[begin Given records]

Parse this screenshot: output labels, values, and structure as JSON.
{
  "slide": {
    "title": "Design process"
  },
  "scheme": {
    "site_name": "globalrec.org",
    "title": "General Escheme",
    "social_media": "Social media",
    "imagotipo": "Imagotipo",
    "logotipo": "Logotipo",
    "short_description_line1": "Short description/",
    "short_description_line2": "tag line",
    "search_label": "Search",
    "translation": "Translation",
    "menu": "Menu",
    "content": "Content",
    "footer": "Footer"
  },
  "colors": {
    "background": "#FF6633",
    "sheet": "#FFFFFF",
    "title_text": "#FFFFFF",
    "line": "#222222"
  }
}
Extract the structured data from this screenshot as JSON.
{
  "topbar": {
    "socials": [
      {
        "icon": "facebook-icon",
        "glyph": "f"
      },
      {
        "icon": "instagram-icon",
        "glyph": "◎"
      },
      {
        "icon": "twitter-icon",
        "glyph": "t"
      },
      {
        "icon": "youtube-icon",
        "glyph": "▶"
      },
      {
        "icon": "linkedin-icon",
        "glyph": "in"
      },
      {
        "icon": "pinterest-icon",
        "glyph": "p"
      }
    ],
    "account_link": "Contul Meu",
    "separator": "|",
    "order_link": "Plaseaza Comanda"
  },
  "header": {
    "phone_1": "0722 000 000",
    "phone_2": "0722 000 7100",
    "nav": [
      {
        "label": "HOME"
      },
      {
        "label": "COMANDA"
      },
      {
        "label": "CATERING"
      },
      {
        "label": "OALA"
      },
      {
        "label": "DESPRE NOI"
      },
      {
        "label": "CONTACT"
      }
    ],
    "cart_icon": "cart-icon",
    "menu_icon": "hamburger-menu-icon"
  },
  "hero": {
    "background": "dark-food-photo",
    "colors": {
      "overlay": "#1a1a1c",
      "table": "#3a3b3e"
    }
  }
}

[end Given records]

:: What you should do ::
Repeat the entries above exactly, leaving nothing out.

:: The result ::
Parse this screenshot: output labels, values, and structure as JSON.
{
  "slide": {
    "title": "Design process"
  },
  "scheme": {
    "site_name": "globalrec.org",
    "title": "General Escheme",
    "social_media": "Social media",
    "imagotipo": "Imagotipo",
    "logotipo": "Logotipo",
    "short_description_line1": "Short description/",
    "short_description_line2": "tag line",
    "search_label": "Search",
    "translation": "Translation",
    "menu": "Menu",
    "content": "Content",
    "footer": "Footer"
  },
  "colors": {
    "background": "#FF6633",
    "sheet": "#FFFFFF",
    "title_text": "#FFFFFF",
    "line": "#222222"
  }
}
Extract the structured data from this screenshot as JSON.
{
  "topbar": {
    "socials": [
      {
        "icon": "facebook-icon",
        "glyph": "f"
      },
      {
        "icon": "instagram-icon",
        "glyph": "◎"
      },
      {
        "icon": "twitter-icon",
        "glyph": "t"
      },
      {
        "icon": "youtube-icon",
        "glyph": "▶"
      },
      {
        "icon": "linkedin-icon",
        "glyph": "in"
      },
      {
        "icon": "pinterest-icon",
        "glyph": "p"
      }
    ],
    "account_link": "Contul Meu",
    "separator": "|",
    "order_link": "Plaseaza Comanda"
  },
  "header": {
    "phone_1": "0722 000 000",
    "phone_2": "0722 000 7100",
    "nav": [
      {
        "label": "HOME"
      },
      {
        "label": "COMANDA"
      },
      {
        "label": "CATERING"
      },
      {
        "label": "OALA"
      },
      {
        "label": "DESPRE NOI"
      },
      {
        "label": "CONTACT"
      }
    ],
    "cart_icon": "cart-icon",
    "menu_icon": "hamburger-menu-icon"
  },
  "hero": {
    "background": "dark-food-photo",
    "colors": {
      "overlay": "#1a1a1c",
      "table": "#3a3b3e"
    }
  }
}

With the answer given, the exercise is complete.